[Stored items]
* * * * *

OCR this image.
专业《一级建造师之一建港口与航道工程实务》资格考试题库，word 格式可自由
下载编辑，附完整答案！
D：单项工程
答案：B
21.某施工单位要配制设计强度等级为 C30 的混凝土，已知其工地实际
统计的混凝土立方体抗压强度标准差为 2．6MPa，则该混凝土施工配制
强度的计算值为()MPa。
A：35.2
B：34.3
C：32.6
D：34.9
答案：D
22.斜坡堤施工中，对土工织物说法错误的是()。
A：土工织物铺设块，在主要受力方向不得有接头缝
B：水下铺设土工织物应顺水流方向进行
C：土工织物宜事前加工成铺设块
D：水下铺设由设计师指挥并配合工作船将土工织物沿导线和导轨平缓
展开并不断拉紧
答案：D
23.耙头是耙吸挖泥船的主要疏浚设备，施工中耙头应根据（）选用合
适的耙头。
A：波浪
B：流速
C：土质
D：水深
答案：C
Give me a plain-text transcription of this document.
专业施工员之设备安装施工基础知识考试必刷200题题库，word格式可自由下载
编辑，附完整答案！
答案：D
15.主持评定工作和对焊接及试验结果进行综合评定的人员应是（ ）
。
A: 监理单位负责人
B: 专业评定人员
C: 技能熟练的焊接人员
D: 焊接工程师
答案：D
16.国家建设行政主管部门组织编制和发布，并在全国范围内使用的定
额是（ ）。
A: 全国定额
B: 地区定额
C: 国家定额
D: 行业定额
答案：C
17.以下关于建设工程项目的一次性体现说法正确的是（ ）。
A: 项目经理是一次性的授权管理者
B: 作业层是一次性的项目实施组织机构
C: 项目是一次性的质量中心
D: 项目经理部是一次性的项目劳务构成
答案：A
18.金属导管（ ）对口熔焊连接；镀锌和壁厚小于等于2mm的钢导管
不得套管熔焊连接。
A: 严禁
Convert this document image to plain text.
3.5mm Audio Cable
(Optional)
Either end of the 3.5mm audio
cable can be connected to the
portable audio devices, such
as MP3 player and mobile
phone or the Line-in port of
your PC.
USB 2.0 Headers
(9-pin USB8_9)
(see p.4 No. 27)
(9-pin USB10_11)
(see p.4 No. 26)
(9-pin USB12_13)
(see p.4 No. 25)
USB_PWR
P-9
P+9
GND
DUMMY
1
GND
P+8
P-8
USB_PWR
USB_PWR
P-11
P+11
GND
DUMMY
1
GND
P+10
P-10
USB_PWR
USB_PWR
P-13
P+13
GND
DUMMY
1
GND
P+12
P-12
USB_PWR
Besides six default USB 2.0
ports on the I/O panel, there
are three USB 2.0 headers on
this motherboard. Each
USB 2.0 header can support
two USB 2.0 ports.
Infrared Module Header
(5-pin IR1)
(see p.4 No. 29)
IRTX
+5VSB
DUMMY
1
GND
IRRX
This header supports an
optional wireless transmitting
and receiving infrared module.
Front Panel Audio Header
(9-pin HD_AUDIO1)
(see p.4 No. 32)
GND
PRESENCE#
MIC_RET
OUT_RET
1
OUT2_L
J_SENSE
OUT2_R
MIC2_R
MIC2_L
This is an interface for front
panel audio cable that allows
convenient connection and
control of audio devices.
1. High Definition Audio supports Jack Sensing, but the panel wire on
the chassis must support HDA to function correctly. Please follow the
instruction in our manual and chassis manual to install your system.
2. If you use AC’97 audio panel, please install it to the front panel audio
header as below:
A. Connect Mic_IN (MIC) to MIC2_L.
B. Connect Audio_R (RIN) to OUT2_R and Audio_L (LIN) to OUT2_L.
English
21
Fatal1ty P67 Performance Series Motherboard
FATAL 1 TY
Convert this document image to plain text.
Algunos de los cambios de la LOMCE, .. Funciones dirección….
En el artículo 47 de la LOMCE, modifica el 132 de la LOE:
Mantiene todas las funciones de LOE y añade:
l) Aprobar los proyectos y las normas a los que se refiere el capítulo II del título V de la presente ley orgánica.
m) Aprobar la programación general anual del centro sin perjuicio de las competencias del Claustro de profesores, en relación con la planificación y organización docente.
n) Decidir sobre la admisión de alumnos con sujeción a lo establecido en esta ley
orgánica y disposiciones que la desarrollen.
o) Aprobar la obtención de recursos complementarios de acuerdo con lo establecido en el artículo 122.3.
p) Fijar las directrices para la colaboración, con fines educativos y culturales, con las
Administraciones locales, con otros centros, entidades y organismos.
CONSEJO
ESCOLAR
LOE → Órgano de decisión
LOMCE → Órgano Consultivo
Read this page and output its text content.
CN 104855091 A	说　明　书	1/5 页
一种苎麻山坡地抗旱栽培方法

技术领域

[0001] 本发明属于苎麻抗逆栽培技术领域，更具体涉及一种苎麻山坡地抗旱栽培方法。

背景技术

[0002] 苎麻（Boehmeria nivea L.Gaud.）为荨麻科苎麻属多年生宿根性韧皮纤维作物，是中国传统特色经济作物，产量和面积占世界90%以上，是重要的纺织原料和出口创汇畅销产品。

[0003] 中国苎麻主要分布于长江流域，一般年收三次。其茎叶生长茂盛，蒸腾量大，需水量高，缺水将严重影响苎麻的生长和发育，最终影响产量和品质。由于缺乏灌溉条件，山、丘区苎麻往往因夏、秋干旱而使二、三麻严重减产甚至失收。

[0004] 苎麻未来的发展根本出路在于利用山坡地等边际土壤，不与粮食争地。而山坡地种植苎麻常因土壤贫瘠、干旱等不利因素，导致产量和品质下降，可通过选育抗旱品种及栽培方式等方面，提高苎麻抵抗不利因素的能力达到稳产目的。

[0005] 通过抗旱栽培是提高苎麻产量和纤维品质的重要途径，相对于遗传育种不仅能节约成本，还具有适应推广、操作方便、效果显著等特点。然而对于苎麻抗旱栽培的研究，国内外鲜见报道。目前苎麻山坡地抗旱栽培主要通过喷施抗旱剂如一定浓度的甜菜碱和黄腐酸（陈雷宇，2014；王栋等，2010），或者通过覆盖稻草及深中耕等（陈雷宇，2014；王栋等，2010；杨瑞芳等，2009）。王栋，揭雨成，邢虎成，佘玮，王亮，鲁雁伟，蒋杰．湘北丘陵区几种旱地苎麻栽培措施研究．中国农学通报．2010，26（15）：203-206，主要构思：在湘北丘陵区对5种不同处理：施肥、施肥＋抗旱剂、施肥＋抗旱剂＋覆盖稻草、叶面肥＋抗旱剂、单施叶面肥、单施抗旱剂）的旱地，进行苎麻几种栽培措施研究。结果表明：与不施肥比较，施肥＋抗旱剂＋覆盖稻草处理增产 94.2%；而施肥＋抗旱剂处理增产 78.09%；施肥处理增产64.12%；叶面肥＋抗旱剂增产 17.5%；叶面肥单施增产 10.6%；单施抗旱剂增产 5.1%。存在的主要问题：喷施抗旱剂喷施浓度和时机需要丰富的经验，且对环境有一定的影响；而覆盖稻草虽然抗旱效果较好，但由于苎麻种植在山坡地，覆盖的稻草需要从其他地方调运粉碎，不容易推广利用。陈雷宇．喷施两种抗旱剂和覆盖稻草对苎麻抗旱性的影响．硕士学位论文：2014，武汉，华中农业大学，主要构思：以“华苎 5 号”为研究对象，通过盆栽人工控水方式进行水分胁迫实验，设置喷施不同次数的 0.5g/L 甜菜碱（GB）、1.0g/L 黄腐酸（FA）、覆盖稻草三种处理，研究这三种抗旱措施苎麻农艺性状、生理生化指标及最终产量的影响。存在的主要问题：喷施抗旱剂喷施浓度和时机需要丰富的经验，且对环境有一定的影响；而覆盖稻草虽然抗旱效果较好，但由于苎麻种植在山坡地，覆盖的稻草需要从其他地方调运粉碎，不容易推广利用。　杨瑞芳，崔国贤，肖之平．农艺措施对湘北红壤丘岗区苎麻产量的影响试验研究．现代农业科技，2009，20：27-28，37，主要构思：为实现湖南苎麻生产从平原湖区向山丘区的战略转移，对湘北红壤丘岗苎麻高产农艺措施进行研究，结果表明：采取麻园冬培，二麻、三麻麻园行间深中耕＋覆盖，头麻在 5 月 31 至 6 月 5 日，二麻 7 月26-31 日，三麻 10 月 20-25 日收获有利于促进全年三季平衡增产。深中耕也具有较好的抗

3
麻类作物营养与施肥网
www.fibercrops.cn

* * * * *

Show the lines from the data above that contain the string "your".

your PC.
instruction in our manual and chassis manual to install your system.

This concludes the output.